◆ Extrait choisi
Avec sa marque Équilibre CBD, Léa Ruellan veut casser les codes qui collent encore trop, selon elle, au commerce du CBD : « Beaucoup jouent sur l’image du cannabis légal, comme s’ils célébraient la possibilité de vendre enfin une drogue autorisée. Ce n’était vraiment pas mon truc. Au Canada, on trouve à l’inverse une image plus pop, de la bonne humeur, quelque chose de bon pour la santé mais aussi plaisant et récréatif sans caricature. » Après avoir créé sa filière de chanvre en France, Léa Ruellan a l’idée d’adjoindre à ses huiles les vertus d’autres plantes. « Je me suis toujours intéressée à l’herboristerie. J’ai tout de suite eu l’idée d’intégrer des plantes comme le calendula, l’immortelle de Corse, le bleuet des Vosges dans les préparations à base d’huile de cannabidiol pour conjuguer leurs vertus. »
Féminiser le secteur
Léa Ruellan fait macérer dans ses huiles enrichies au CBD des plantes possédant des molécules complémentaires pendant 45 jours. © DR
À côté de l’huile de CBD, qui représente la majorité de sa gamme, Léa Ruellan propose 32 références allant des tisanes aux « gummies » et finalise une nouvelle offre de cosmétiques. Forte d’une première expérience réussie dans la vente en ligne – avec plus de 500 commandes chaque mois – elle a pu ouvrir à Paris une cinquantaine de points de vente dans des lieux prestigieux comme Le Bon Marché, les Galeries Lafayette ou dans le corner bien-être d’une vingtaine de Monoprix en France. En arrivant à Nancy, Léa Ruellan a recruté quatre personnes – en plus des six en free-lance qui développent la marque. Uniquement des femmes, comme les cultivatrices par ailleurs : « J’ai voulu aussi jouer la carte féminine, car en entrant au syndicat du chanvre dont je suis aujourd’hui porte-parole, j’ai découvert un milieu presque exclusivement masculin ! Et pourtant le CBD répond à pas mal de problématiques de bien-être typiquement féminines. »
Aujourd’hui, 80 % des clients d’Équilibre CBD sont des clientes et forment une communauté sur les réseaux de près de 15 000 membres. Pour la suite de son implantation à Nancy, Léa Ruellan cherche des locaux en centre-ville qui pourraient accueillir à la fois ses bureaux et une boutique où elle proposera ses produits très girly. « J’ai commencé les vistes et j’aimerais pouvoir ouvrir en septembre prochain. » Pour appuyer sa démarche de défense du CBD, Léa Ruellan a publié l’an dernier un guide pratique chez Hachette, intitulé CBD, que faire avec ?, dans lequel elle relate l’histoire de cette plante utilisée pour ses vertus curatives depuis le néolithique, et propose des recettes pour le consommer sous toutes ses formes.

◆ Tâche 1
Traduisez en anglais cette phrase de l'extrait sur Équilibre CBD : « Pour la suite de son implantation à Nancy, Léa Ruellan cherche des locaux en centre-ville qui pourraient accueillir à la fois ses bureaux et une boutique où elle proposera ses produits très girly. »
◆ Tâche 2
Recopiez, dans l'extrait sur Équilibre CBD, le passage qui va de « Aujourd’hui, 80 % » jusqu'à « toutes ses formes. ».

◆ Données enregistrées
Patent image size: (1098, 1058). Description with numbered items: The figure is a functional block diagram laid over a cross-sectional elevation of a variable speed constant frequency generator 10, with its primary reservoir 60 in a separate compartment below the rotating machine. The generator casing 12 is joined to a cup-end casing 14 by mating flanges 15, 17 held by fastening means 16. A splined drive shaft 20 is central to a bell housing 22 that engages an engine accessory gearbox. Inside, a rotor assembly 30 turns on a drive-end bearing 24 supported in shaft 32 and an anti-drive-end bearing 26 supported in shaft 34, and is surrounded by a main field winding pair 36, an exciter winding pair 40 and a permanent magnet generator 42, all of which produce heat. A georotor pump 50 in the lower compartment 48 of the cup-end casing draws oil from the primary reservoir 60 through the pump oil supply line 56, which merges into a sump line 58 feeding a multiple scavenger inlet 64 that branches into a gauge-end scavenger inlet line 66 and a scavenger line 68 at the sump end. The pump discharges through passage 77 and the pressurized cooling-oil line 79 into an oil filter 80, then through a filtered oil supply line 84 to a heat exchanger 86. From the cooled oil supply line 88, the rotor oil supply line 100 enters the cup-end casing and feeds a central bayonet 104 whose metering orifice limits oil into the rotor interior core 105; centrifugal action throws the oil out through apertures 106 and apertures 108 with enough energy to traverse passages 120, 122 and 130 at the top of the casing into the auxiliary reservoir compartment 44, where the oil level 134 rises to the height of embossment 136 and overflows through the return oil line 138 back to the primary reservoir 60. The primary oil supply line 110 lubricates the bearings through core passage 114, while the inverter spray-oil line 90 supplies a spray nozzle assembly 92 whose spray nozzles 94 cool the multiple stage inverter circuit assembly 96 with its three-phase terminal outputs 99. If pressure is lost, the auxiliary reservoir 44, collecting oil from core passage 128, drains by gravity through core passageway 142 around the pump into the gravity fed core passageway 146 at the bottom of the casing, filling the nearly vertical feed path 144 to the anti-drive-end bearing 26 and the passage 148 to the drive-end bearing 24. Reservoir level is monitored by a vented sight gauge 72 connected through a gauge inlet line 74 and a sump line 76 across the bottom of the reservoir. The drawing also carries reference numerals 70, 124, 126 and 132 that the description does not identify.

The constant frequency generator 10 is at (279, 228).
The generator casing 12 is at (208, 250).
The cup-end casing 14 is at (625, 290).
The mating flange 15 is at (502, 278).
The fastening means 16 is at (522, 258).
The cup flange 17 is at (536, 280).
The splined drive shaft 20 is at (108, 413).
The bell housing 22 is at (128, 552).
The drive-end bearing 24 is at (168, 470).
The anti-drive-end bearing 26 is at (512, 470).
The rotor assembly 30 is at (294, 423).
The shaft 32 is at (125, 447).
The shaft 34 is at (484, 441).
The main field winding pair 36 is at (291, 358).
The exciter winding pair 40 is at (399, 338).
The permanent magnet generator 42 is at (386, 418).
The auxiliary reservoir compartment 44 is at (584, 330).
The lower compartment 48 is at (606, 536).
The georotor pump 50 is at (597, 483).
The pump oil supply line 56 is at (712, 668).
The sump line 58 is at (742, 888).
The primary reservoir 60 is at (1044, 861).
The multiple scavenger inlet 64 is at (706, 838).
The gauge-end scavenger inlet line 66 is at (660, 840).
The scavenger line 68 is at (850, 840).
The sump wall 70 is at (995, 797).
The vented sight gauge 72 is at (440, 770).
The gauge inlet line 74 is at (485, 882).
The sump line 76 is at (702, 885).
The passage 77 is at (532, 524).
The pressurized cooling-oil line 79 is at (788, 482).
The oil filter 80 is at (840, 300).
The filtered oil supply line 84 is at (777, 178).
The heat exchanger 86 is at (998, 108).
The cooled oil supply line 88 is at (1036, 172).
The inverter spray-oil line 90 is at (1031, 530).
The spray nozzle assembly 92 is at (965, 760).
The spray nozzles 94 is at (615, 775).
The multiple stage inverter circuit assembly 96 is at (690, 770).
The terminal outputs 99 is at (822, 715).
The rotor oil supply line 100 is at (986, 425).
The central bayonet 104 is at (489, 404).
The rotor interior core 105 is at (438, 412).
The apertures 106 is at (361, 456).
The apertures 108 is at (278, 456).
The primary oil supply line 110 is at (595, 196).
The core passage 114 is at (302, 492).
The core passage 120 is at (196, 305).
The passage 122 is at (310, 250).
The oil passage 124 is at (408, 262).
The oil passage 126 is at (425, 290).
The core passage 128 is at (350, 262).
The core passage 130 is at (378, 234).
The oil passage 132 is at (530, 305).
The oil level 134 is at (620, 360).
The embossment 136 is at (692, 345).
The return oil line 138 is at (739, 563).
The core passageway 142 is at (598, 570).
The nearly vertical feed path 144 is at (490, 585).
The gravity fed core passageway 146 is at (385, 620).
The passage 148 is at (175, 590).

◆ Résultat 1
As she continues to settle in Nancy, Léa Ruellan is looking for premises in the city center that could house both her offices and a shop where she will offer her very girly products.

◆ Résultat 2
Aujourd’hui, 80 % des clients d’Équilibre CBD sont des clientes et forment une communauté sur les réseaux de près de 15 000 membres. Pour la suite de son implantation à Nancy, Léa Ruellan cherche des locaux en centre-ville qui pourraient accueillir à la fois ses bureaux et une boutique où elle proposera ses produits très girly. « J’ai commencé les vistes et j’aimerais pouvoir ouvrir en septembre prochain. » Pour appuyer sa démarche de défense du CBD, Léa Ruellan a publié l’an dernier un guide pratique chez Hachette, intitulé CBD, que faire avec ?, dans lequel elle relate l’histoire de cette plante utilisée pour ses vertus curatives depuis le néolithique, et propose des recettes pour le consommer sous toutes ses formes.